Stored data
** Begin **
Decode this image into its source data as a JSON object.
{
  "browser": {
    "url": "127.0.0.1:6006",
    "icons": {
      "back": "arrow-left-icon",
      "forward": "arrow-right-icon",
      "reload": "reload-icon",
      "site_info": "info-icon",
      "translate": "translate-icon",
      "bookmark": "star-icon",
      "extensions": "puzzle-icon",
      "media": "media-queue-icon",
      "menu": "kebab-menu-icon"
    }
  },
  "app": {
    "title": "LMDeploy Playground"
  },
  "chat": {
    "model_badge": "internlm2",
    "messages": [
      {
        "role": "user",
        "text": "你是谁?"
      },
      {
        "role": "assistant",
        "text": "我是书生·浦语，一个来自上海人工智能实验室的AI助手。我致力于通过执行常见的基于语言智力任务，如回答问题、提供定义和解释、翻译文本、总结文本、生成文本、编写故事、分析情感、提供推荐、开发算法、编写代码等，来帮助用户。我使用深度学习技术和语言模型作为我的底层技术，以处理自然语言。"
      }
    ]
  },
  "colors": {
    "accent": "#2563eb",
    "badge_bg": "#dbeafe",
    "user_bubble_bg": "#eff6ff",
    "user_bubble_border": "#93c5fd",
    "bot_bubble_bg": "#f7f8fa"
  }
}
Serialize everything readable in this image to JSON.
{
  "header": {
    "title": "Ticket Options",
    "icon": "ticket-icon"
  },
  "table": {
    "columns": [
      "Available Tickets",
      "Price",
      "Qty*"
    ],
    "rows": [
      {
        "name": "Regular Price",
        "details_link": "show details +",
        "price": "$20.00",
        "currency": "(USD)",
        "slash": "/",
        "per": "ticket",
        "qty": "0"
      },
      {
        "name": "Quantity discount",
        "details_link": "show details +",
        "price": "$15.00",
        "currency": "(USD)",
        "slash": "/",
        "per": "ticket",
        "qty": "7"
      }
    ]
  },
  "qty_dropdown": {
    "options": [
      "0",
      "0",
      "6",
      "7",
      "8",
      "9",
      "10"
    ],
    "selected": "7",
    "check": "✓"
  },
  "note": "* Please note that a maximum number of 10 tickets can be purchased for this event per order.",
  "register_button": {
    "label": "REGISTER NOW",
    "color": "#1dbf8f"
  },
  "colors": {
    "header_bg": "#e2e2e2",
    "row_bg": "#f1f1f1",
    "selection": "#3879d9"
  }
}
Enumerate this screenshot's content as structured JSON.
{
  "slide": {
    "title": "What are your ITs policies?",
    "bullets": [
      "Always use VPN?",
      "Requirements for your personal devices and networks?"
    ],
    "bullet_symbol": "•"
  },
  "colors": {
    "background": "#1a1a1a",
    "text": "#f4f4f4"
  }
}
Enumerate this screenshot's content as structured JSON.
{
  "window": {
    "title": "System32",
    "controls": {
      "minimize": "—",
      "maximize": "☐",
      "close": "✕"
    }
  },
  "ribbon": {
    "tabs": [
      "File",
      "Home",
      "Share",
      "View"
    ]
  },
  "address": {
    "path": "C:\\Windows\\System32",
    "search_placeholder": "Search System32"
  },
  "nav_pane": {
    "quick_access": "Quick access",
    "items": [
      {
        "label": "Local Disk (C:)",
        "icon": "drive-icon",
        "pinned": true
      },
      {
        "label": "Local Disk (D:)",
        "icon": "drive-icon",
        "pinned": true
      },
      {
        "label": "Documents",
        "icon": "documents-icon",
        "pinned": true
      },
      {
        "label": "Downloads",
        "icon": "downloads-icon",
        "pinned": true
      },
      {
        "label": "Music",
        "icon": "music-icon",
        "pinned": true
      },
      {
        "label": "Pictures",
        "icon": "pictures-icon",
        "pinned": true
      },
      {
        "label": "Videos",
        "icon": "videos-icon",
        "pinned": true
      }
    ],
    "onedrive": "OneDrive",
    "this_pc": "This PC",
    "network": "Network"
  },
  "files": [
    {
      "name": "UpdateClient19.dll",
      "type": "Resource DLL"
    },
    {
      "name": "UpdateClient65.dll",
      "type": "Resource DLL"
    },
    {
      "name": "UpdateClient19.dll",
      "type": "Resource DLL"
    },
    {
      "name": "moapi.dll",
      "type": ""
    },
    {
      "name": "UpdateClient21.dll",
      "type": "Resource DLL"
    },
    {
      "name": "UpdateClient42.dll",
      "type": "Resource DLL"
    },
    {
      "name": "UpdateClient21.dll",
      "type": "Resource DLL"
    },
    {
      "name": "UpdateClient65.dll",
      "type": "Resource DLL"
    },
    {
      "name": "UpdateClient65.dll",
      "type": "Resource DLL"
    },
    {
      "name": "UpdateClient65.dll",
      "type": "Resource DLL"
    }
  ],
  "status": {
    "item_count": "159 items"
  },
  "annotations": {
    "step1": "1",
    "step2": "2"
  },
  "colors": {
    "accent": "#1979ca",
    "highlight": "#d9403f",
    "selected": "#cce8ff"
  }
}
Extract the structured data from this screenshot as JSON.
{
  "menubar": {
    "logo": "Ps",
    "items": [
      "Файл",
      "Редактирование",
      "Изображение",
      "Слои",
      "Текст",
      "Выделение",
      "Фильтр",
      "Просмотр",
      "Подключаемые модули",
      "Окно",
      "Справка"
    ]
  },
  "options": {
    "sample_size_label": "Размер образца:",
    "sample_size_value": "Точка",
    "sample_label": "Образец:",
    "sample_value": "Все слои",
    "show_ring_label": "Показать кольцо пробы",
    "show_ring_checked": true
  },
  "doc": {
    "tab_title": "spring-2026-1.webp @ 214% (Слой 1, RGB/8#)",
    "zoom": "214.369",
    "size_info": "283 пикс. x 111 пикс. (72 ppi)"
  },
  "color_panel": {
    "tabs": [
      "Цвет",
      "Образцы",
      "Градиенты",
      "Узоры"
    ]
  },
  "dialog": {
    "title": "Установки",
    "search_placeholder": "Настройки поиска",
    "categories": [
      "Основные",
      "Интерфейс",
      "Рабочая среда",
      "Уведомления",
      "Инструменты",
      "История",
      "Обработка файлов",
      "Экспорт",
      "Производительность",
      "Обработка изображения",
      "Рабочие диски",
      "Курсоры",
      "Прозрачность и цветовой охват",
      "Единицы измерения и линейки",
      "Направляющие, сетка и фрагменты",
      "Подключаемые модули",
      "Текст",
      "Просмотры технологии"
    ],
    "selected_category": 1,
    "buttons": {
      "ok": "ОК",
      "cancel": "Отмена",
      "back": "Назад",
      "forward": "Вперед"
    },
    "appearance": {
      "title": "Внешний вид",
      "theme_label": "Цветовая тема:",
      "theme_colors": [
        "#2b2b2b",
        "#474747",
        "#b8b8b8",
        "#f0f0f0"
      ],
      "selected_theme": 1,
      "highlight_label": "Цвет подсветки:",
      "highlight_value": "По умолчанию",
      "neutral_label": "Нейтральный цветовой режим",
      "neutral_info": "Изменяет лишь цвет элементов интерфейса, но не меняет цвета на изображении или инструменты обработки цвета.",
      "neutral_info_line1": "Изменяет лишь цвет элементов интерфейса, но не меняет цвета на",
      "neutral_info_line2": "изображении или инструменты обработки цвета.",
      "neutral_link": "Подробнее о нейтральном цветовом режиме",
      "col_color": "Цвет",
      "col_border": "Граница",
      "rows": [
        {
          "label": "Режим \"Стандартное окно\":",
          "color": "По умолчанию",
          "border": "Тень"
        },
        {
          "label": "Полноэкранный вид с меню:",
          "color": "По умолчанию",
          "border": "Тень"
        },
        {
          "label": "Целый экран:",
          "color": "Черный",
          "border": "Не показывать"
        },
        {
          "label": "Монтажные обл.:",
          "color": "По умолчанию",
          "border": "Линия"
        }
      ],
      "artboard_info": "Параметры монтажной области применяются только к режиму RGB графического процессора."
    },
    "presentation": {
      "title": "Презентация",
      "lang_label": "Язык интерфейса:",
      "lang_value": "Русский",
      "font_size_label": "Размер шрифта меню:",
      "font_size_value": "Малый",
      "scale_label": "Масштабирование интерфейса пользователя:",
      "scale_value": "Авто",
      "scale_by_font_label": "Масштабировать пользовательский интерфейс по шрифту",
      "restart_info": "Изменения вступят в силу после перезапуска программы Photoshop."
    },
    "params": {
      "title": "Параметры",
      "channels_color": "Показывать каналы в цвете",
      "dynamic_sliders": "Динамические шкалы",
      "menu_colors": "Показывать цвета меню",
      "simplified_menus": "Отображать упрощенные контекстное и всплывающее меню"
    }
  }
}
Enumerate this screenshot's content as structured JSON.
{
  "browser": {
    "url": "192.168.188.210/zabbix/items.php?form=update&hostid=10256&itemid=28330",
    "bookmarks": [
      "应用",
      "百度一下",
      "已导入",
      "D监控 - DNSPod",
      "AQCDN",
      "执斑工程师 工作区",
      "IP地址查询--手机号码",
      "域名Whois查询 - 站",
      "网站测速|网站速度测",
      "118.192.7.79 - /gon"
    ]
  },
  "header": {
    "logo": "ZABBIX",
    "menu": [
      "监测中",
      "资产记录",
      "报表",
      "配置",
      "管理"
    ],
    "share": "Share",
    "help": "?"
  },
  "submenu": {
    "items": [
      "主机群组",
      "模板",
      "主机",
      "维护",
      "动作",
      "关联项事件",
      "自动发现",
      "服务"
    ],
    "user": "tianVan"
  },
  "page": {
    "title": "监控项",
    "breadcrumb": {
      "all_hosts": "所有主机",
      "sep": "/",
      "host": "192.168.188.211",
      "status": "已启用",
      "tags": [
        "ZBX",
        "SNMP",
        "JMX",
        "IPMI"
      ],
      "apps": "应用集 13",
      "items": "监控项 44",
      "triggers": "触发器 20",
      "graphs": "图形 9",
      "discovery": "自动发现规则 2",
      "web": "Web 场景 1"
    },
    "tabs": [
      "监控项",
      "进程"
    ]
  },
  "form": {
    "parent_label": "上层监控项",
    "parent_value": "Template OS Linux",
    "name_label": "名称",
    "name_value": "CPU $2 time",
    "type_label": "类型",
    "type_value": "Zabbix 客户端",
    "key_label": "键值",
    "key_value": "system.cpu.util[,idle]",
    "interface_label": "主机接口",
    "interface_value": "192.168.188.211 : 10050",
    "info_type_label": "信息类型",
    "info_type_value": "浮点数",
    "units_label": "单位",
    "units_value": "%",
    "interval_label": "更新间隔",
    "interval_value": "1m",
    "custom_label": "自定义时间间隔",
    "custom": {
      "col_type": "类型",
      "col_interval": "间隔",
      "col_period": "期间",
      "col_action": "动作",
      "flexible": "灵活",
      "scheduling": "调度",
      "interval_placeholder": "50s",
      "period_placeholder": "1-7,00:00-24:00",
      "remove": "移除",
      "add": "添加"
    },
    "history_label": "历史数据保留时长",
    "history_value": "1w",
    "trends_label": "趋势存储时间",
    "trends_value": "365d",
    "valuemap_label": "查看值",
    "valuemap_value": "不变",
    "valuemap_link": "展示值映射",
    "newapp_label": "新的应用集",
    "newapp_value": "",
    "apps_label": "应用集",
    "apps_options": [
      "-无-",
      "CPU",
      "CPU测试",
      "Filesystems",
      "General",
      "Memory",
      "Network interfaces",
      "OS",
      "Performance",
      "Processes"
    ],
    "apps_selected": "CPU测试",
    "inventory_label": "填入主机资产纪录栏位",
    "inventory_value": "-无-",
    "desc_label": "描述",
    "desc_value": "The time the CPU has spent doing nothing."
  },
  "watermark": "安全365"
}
** End **
## [Stated goal]
Lines of the material that contain the word "интерфейса" are to be gathered.

## [The result]
      "neutral_info": "Изменяет лишь цвет элементов интерфейса, но не меняет цвета на изображении или инструменты обработки цвета.",
      "neutral_info_line1": "Изменяет лишь цвет элементов интерфейса, но не меняет цвета на",
      "lang_label": "Язык интерфейса:",
      "scale_label": "Масштабирование интерфейса пользователя:",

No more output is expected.